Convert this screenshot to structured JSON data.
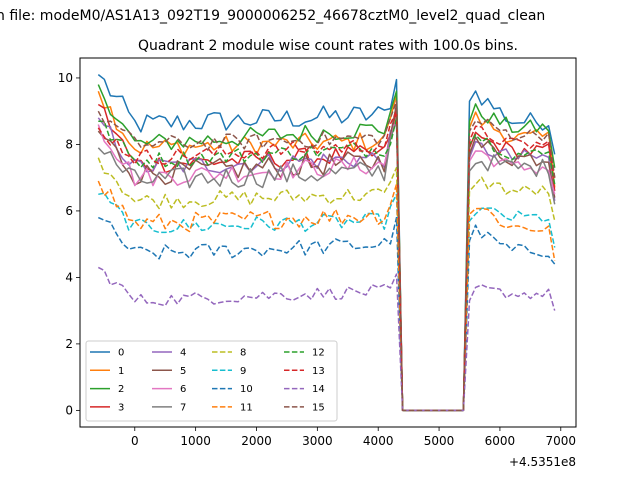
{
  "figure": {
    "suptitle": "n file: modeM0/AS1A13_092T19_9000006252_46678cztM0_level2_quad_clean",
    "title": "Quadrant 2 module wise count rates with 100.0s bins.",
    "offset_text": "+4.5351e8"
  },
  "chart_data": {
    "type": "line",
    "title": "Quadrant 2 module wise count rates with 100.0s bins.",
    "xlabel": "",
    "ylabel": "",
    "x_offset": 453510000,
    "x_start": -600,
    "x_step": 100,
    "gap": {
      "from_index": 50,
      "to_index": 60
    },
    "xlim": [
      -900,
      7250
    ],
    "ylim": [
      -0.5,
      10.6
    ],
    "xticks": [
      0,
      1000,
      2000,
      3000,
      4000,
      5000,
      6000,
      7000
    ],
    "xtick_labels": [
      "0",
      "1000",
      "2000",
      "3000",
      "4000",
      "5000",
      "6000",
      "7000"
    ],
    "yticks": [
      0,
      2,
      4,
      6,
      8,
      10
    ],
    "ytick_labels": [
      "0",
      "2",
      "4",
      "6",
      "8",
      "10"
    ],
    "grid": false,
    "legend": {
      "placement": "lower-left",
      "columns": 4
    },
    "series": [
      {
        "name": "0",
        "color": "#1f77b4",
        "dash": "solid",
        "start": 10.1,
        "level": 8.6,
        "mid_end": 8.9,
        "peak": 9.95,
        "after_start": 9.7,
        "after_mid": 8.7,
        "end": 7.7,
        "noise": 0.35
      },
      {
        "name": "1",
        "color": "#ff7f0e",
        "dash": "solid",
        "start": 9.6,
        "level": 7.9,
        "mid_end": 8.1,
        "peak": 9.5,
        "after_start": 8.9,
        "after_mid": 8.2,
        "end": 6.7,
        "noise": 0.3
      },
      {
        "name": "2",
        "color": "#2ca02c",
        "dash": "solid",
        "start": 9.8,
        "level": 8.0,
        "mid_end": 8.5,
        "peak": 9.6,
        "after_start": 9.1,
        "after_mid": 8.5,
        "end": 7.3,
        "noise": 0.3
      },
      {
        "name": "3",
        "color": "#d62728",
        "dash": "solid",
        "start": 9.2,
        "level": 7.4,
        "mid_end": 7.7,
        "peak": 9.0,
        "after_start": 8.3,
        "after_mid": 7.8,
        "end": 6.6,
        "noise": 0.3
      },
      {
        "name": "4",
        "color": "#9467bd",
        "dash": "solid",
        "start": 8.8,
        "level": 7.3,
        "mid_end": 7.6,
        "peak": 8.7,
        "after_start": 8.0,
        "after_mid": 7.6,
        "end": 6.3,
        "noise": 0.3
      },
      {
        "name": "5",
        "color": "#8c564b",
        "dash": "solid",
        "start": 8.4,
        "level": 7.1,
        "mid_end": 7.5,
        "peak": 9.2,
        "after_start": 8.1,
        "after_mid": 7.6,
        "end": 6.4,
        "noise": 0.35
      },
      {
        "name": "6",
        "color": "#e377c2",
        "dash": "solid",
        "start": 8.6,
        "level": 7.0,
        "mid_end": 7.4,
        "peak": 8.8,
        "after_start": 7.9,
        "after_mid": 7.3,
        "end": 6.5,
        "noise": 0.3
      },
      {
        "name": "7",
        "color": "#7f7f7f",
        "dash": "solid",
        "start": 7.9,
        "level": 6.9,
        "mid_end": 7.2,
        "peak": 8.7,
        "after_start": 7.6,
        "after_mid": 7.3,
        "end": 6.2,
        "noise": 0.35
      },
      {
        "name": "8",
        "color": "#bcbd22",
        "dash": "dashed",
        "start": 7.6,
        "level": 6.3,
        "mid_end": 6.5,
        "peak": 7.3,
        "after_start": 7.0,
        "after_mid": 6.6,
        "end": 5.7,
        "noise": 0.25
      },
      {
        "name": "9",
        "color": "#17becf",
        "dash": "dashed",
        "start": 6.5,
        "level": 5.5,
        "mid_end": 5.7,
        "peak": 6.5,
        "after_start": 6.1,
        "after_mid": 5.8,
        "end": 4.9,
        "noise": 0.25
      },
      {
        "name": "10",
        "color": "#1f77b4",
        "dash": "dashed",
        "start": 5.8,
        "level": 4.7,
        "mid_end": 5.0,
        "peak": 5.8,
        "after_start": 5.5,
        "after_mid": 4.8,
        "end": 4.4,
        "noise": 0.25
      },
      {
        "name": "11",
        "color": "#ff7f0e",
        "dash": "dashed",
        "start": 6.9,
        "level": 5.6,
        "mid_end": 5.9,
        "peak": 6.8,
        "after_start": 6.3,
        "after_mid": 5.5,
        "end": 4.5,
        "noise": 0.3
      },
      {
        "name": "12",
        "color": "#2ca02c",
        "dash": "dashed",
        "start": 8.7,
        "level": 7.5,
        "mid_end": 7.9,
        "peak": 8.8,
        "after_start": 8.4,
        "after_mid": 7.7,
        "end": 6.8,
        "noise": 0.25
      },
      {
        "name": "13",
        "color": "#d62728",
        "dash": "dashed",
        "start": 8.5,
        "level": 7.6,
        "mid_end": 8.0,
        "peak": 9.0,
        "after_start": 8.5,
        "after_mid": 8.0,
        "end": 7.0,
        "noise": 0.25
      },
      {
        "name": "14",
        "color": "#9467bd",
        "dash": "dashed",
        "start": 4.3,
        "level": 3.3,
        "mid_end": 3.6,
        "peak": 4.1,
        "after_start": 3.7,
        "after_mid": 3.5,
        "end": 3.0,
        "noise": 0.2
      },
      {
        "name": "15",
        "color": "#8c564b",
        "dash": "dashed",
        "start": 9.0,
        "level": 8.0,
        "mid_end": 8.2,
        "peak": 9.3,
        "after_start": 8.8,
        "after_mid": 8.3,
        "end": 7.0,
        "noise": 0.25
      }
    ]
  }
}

::::::

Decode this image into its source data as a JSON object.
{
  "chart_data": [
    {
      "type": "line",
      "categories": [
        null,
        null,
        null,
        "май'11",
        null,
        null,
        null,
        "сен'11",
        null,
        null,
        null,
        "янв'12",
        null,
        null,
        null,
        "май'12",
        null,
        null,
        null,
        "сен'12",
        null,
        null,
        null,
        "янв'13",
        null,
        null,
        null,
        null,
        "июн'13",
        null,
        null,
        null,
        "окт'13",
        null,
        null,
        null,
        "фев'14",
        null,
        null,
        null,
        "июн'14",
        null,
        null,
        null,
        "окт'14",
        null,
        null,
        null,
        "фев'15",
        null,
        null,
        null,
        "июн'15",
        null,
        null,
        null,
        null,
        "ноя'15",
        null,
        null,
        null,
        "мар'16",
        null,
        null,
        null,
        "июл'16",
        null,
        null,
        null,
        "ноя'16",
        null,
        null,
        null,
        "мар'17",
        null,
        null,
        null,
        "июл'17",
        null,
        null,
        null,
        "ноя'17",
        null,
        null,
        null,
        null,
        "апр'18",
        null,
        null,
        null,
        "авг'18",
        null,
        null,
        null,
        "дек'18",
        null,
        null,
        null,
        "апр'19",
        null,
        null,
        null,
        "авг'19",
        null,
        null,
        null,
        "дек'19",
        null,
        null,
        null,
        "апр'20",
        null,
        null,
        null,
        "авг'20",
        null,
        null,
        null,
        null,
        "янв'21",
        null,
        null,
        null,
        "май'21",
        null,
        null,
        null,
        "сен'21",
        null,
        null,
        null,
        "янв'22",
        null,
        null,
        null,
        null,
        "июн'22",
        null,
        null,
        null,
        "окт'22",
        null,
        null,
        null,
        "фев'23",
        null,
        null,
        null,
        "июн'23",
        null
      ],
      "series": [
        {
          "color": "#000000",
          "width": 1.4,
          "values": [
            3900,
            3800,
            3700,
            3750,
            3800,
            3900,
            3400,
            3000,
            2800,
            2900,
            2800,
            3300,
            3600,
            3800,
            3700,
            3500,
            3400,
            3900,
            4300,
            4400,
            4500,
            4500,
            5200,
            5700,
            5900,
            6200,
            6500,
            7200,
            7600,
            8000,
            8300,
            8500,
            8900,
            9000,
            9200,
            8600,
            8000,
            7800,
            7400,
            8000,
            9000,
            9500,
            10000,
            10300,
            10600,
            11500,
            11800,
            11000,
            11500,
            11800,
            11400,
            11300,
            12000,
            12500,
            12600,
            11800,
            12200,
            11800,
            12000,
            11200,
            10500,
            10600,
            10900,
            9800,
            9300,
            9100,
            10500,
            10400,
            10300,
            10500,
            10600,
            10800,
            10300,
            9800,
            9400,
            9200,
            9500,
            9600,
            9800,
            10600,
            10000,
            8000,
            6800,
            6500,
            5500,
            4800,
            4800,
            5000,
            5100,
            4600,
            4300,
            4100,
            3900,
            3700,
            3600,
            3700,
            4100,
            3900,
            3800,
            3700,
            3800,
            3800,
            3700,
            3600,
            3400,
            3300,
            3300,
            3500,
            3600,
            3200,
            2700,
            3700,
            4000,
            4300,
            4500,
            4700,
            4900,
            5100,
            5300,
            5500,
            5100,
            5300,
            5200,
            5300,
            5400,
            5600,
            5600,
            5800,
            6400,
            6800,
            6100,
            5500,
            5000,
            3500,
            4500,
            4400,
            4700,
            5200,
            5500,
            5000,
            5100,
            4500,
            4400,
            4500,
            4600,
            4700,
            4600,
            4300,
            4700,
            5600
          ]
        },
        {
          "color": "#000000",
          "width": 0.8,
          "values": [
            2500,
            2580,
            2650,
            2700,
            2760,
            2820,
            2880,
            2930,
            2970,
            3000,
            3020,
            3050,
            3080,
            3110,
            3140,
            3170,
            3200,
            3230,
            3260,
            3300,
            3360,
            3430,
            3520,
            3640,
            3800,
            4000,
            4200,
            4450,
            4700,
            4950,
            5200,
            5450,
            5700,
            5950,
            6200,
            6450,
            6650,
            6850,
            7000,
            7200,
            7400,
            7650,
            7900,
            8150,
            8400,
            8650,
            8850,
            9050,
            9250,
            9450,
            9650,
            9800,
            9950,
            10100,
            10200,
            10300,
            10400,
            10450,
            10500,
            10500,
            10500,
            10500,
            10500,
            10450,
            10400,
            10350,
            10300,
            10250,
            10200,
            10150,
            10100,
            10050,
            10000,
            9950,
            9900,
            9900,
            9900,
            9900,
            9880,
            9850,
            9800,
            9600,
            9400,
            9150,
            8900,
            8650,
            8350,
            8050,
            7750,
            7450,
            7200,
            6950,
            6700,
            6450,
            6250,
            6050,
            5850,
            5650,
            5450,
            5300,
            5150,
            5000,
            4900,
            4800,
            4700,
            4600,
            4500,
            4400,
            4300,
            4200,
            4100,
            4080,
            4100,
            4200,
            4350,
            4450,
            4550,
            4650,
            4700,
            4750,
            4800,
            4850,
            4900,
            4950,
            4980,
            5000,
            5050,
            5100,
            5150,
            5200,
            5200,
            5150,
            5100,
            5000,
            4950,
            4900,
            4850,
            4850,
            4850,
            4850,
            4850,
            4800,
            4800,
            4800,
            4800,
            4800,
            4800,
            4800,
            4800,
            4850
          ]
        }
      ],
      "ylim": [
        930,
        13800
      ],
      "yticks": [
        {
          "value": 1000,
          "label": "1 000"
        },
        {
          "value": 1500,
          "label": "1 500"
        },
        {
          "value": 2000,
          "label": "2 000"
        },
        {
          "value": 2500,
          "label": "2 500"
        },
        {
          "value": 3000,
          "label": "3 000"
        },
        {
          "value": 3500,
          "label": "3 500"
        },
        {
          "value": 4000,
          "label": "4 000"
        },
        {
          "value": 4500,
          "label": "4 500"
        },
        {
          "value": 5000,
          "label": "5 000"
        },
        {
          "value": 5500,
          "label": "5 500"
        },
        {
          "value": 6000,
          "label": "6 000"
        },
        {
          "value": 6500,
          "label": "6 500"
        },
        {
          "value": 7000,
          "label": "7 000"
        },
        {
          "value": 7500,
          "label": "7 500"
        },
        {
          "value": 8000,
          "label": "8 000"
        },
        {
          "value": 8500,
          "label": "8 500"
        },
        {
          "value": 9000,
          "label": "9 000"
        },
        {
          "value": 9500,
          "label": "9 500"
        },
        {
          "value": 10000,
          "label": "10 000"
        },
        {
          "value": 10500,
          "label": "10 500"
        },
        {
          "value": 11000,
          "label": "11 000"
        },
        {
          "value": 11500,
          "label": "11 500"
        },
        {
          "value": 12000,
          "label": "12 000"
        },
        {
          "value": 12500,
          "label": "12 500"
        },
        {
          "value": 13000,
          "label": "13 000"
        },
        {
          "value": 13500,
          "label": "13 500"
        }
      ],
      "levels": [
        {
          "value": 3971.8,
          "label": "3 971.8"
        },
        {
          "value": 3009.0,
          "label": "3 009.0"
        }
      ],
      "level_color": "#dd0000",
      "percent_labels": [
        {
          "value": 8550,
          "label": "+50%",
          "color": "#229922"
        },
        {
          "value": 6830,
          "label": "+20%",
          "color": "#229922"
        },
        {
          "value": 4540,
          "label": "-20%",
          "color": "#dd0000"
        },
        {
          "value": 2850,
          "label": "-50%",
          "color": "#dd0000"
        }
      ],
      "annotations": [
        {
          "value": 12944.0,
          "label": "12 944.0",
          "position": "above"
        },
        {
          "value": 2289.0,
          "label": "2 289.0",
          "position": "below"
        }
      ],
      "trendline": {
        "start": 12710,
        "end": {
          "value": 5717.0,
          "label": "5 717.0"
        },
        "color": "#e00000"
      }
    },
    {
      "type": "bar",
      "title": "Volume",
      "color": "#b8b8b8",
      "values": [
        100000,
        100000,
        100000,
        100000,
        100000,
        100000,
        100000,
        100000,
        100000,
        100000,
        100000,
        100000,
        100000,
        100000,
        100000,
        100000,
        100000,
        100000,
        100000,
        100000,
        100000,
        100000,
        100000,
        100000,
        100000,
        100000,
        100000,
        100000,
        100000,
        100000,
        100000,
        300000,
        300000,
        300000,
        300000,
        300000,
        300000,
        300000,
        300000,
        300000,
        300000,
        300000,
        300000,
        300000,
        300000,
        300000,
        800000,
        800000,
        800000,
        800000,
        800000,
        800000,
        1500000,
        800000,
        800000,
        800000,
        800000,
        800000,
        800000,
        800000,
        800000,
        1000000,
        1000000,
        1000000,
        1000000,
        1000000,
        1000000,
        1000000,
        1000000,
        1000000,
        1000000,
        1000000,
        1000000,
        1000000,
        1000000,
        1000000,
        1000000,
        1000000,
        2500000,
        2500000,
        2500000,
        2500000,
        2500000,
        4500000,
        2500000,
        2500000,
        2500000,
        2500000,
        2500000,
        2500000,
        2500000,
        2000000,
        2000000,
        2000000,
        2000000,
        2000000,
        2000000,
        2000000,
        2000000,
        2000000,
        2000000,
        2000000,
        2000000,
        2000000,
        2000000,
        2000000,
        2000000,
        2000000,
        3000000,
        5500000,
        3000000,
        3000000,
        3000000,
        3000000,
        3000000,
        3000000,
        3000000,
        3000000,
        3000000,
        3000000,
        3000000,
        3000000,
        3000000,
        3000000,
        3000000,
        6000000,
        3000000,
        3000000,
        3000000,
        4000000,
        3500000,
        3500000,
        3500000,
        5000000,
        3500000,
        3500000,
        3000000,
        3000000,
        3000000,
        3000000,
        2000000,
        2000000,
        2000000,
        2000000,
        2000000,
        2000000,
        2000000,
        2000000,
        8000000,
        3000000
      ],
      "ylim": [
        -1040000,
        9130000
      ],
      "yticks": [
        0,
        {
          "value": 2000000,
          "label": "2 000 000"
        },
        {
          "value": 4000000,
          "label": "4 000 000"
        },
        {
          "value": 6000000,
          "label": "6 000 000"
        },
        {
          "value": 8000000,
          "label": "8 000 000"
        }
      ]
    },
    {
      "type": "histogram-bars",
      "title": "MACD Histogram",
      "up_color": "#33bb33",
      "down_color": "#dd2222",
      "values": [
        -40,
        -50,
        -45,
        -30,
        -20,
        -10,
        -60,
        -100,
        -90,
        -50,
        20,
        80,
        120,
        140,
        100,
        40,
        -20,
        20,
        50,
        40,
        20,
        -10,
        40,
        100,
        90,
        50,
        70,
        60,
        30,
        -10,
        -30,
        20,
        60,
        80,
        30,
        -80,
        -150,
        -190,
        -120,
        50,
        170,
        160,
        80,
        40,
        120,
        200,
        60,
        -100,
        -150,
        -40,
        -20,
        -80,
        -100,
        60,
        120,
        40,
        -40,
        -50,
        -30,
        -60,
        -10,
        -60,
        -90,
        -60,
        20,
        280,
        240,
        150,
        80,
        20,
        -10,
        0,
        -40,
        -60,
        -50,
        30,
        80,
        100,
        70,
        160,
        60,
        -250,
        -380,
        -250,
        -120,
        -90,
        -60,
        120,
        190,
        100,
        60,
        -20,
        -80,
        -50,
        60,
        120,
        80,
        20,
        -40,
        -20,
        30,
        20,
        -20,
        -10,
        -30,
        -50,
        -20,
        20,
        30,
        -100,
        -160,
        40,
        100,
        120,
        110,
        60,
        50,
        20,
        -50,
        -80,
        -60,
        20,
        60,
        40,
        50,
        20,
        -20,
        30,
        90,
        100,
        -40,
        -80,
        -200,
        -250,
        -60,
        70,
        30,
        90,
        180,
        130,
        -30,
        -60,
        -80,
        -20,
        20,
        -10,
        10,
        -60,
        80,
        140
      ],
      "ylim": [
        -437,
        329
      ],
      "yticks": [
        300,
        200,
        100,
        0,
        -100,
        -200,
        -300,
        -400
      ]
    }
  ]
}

::::::

*WHAT IS REQUIRED:*
Gather each line in these records that contains the string "type".

*EXERCISE OUTPUT:*
    "type": "line",
      "type": "line",
      "type": "bar",
      "type": "histogram-bars",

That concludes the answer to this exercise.